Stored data
______

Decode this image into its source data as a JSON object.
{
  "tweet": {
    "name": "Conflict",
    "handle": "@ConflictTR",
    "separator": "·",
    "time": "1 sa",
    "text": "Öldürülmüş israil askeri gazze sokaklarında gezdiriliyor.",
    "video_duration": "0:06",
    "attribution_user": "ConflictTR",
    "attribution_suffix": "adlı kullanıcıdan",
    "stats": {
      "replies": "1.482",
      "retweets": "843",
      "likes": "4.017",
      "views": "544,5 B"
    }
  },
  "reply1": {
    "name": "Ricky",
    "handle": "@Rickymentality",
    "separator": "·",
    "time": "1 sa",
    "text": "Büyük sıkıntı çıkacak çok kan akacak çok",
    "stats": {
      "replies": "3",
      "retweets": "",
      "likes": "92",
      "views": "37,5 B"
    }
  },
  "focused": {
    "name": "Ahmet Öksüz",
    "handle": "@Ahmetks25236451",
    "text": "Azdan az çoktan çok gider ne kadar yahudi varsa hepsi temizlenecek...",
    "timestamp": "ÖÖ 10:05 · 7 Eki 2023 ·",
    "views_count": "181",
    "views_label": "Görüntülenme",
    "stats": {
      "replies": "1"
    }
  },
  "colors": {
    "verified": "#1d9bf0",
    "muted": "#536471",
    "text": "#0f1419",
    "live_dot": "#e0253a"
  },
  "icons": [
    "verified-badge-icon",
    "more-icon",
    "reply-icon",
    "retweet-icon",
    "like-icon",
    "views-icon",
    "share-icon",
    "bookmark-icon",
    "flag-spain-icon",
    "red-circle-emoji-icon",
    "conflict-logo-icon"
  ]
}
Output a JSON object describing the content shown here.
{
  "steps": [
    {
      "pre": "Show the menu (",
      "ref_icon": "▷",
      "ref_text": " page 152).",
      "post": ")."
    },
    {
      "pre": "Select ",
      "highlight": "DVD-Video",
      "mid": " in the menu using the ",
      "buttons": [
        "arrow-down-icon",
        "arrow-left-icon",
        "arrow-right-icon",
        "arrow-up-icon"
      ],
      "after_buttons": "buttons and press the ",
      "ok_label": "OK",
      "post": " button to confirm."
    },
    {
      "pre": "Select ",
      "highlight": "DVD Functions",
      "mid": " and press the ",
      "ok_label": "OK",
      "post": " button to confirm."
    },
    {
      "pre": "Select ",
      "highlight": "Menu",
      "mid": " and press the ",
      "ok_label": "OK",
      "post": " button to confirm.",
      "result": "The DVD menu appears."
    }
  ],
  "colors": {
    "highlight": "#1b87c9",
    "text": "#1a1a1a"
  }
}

______

Short exercise> Tell how many lines above contain the word "arrow". Give the number alone.

Result below> 4